_SHORT PROBLEM_: The records below are to be repeated in full, exactly as they are.
++++ INPUT RECORDS
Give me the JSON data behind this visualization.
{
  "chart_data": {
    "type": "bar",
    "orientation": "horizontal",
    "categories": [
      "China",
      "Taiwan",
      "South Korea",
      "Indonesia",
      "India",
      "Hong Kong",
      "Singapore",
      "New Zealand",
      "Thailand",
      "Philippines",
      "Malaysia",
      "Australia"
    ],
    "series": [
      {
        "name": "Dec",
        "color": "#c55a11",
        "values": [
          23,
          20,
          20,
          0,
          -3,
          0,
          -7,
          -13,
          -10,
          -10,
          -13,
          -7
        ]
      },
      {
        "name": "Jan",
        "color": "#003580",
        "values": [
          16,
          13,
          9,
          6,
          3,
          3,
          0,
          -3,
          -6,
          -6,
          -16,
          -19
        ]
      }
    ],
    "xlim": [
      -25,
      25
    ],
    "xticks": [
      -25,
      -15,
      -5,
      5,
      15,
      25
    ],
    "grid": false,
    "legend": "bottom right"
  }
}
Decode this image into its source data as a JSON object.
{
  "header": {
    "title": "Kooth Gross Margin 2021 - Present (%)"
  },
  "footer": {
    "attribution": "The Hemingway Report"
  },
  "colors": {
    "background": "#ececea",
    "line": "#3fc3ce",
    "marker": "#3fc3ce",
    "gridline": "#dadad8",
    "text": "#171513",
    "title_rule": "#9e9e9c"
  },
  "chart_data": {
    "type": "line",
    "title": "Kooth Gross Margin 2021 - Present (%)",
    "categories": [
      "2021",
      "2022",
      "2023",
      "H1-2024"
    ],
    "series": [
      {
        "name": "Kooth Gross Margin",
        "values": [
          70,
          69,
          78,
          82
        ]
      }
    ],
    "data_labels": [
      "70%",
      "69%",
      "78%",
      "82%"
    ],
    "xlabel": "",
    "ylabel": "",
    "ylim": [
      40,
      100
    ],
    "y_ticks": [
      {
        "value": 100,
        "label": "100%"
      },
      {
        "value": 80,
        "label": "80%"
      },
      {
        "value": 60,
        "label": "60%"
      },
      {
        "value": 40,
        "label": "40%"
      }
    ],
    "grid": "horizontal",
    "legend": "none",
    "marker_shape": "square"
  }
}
++++++++
_WORKED SOLUTION_:
Give me the JSON data behind this visualization.
{
  "chart_data": {
    "type": "bar",
    "orientation": "horizontal",
    "categories": [
      "China",
      "Taiwan",
      "South Korea",
      "Indonesia",
      "India",
      "Hong Kong",
      "Singapore",
      "New Zealand",
      "Thailand",
      "Philippines",
      "Malaysia",
      "Australia"
    ],
    "series": [
      {
        "name": "Dec",
        "color": "#c55a11",
        "values": [
          23,
          20,
          20,
          0,
          -3,
          0,
          -7,
          -13,
          -10,
          -10,
          -13,
          -7
        ]
      },
      {
        "name": "Jan",
        "color": "#003580",
        "values": [
          16,
          13,
          9,
          6,
          3,
          3,
          0,
          -3,
          -6,
          -6,
          -16,
          -19
        ]
      }
    ],
    "xlim": [
      -25,
      25
    ],
    "xticks": [
      -25,
      -15,
      -5,
      5,
      15,
      25
    ],
    "grid": false,
    "legend": "bottom right"
  }
}
Decode this image into its source data as a JSON object.
{
  "header": {
    "title": "Kooth Gross Margin 2021 - Present (%)"
  },
  "footer": {
    "attribution": "The Hemingway Report"
  },
  "colors": {
    "background": "#ececea",
    "line": "#3fc3ce",
    "marker": "#3fc3ce",
    "gridline": "#dadad8",
    "text": "#171513",
    "title_rule": "#9e9e9c"
  },
  "chart_data": {
    "type": "line",
    "title": "Kooth Gross Margin 2021 - Present (%)",
    "categories": [
      "2021",
      "2022",
      "2023",
      "H1-2024"
    ],
    "series": [
      {
        "name": "Kooth Gross Margin",
        "values": [
          70,
          69,
          78,
          82
        ]
      }
    ],
    "data_labels": [
      "70%",
      "69%",
      "78%",
      "82%"
    ],
    "xlabel": "",
    "ylabel": "",
    "ylim": [
      40,
      100
    ],
    "y_ticks": [
      {
        "value": 100,
        "label": "100%"
      },
      {
        "value": 80,
        "label": "80%"
      },
      {
        "value": 60,
        "label": "60%"
      },
      {
        "value": 40,
        "label": "40%"
      }
    ],
    "grid": "horizontal",
    "legend": "none",
    "marker_shape": "square"
  }
}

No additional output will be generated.